■ **Problem to solve**: Your task is to count the lines of the entries below that include the word "あなたは次の行事" and to give only the resulting number.

───── Given data

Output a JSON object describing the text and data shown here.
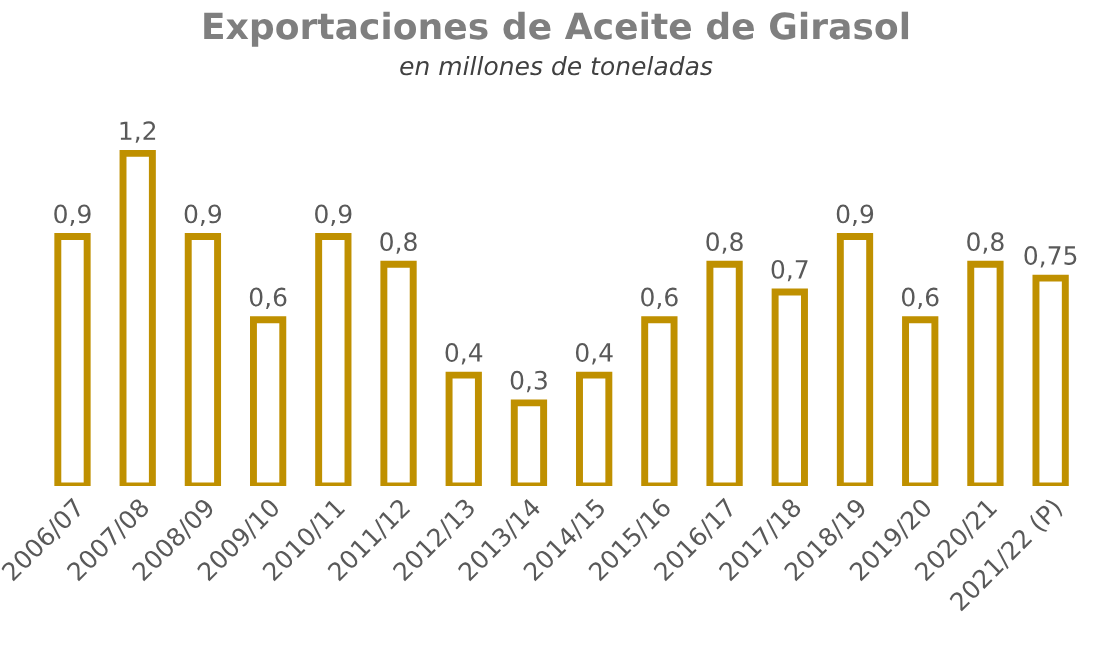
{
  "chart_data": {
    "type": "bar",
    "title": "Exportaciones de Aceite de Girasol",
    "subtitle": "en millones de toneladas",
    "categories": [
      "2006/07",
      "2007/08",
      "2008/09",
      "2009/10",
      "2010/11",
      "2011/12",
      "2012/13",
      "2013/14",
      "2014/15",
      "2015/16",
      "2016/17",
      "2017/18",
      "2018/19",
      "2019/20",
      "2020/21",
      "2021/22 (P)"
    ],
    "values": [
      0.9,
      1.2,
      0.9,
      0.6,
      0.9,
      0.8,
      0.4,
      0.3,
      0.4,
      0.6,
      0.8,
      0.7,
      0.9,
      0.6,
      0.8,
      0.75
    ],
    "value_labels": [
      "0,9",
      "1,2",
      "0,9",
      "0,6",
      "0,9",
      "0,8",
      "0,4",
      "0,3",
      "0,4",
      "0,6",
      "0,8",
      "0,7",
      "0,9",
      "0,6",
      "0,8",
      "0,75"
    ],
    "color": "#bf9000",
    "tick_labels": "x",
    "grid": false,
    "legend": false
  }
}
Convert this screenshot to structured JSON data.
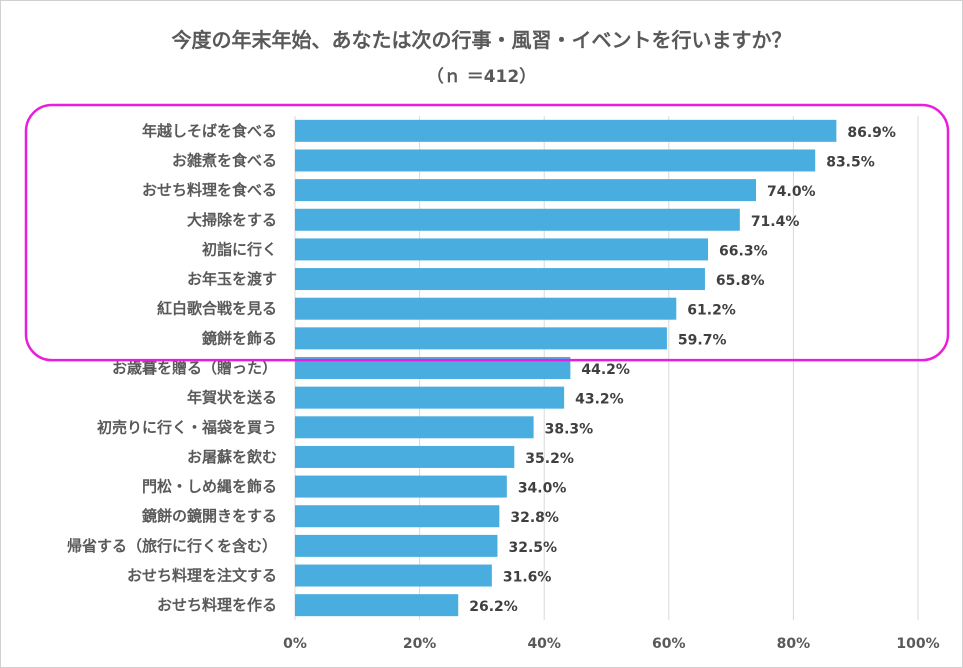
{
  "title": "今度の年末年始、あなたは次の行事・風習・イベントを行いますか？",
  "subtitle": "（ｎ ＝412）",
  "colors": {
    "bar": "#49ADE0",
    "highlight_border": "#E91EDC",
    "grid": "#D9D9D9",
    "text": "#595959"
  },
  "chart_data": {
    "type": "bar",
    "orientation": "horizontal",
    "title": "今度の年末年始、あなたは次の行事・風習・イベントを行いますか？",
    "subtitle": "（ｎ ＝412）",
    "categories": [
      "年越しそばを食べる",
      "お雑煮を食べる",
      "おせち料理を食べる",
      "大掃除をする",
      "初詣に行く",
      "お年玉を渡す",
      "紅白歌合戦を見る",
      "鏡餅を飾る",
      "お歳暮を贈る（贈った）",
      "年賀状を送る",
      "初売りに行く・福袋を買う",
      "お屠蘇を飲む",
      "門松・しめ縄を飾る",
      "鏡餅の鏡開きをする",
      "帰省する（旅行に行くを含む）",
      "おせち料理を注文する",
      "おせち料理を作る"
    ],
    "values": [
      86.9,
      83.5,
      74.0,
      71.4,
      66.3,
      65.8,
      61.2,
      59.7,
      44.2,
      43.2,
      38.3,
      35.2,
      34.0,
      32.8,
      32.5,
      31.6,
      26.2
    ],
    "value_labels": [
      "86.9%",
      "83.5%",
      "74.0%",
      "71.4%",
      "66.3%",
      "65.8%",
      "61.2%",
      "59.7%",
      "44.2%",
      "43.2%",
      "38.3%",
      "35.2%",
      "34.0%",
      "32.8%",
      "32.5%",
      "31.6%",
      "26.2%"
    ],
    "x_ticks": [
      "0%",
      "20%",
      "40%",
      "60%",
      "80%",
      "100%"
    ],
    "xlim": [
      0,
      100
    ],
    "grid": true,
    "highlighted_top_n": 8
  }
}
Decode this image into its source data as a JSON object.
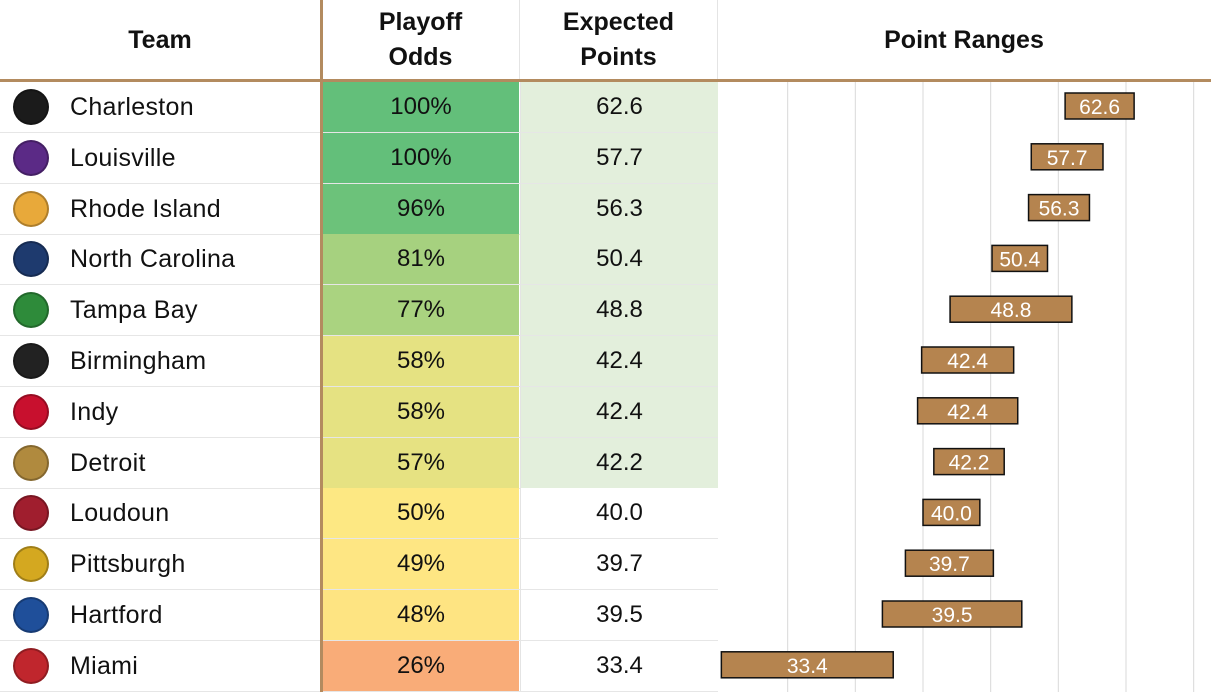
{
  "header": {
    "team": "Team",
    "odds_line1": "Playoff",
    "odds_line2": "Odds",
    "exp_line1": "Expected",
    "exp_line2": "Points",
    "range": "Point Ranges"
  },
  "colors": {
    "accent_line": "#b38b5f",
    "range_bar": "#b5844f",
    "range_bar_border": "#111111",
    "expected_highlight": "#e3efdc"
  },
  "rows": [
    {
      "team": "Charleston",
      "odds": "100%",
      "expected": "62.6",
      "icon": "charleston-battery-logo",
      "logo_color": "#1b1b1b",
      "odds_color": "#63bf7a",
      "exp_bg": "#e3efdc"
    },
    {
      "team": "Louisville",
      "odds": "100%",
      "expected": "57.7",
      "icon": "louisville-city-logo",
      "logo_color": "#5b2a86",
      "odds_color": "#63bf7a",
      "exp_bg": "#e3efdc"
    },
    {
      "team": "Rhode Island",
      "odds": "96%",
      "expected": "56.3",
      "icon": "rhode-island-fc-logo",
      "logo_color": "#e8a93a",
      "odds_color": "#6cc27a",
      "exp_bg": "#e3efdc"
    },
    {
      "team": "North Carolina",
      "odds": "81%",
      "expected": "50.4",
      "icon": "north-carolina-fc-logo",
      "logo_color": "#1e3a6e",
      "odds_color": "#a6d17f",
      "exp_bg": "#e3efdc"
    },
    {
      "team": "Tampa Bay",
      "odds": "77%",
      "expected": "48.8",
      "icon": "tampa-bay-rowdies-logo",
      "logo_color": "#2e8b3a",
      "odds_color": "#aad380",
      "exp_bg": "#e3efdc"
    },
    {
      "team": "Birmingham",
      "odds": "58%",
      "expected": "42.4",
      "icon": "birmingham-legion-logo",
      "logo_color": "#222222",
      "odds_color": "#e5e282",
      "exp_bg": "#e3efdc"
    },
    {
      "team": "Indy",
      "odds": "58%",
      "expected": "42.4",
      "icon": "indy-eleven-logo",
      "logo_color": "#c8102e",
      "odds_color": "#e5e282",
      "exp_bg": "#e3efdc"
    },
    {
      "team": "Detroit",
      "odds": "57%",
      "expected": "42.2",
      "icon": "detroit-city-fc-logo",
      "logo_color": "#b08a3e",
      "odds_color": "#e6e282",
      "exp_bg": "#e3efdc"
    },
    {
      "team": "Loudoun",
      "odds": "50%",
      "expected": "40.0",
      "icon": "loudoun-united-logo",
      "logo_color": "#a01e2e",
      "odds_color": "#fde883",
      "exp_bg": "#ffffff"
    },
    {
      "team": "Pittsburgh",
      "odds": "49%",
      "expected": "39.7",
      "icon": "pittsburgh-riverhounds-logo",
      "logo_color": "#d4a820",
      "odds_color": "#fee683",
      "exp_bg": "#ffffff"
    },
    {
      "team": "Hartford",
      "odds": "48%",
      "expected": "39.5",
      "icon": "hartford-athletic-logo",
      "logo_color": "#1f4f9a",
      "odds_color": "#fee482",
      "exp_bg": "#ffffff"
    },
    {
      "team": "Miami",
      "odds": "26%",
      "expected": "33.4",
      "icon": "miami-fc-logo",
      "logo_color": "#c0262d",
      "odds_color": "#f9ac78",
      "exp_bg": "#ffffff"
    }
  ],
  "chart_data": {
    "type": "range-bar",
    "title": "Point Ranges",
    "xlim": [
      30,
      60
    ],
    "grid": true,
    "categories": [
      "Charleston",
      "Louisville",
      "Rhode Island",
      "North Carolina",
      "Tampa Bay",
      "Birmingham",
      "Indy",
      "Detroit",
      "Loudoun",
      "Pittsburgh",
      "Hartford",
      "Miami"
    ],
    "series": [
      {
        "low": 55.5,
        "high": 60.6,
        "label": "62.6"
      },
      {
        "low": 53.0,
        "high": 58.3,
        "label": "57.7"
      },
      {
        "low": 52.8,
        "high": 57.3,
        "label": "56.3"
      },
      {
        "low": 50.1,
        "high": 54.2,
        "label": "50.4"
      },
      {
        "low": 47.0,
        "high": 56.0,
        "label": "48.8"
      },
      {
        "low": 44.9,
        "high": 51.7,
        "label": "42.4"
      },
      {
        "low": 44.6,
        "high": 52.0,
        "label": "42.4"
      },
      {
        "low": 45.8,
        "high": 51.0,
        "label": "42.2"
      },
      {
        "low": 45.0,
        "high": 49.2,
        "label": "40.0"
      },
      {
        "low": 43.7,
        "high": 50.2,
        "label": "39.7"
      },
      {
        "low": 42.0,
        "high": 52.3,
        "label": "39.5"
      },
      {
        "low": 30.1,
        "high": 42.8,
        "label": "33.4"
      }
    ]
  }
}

──────────

■ **Correct output**: 2